__GIVEN RECORDS__.
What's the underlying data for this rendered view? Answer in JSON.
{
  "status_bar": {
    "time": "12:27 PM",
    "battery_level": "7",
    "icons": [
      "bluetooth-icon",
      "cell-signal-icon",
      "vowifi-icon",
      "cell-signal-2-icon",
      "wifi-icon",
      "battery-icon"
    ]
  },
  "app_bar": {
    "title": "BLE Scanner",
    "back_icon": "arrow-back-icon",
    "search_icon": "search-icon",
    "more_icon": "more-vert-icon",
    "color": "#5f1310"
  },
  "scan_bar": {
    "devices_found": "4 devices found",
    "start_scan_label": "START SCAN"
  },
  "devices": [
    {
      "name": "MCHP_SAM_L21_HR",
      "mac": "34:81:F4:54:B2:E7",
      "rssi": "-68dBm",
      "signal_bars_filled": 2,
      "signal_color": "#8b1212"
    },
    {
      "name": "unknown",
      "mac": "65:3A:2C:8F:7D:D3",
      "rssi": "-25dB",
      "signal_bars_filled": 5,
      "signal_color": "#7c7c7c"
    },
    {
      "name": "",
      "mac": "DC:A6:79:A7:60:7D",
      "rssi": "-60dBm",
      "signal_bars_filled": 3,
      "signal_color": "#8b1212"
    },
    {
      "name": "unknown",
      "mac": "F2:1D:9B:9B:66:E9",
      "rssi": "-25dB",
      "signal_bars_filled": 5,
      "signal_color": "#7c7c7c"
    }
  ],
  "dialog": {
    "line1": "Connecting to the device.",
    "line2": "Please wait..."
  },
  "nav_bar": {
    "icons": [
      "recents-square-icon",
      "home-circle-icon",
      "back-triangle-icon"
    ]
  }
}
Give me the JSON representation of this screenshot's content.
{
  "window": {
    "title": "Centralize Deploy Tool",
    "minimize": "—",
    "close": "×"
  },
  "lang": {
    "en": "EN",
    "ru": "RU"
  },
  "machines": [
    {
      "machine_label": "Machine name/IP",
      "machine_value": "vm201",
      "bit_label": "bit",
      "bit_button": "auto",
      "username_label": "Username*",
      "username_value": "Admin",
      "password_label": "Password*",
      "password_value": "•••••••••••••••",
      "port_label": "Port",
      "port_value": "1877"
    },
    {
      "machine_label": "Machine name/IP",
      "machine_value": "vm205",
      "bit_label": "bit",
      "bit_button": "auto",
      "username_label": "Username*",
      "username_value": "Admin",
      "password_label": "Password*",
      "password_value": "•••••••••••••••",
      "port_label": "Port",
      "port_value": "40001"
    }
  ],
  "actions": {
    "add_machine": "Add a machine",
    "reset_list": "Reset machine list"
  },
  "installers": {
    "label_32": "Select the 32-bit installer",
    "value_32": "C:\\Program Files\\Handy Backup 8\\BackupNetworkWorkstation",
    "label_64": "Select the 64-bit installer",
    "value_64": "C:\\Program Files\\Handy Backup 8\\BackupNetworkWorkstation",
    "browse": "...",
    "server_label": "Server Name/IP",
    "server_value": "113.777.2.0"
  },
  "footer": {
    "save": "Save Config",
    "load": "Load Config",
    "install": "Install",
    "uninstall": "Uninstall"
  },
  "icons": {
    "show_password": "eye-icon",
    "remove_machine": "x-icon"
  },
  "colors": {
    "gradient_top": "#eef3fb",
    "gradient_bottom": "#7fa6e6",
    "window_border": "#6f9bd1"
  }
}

__REQUIREMENTS__.
Show every line of the records above that contains the word "title".

__SOLVED EXERCISE__.
    "title": "BLE Scanner",
    "title": "Centralize Deploy Tool",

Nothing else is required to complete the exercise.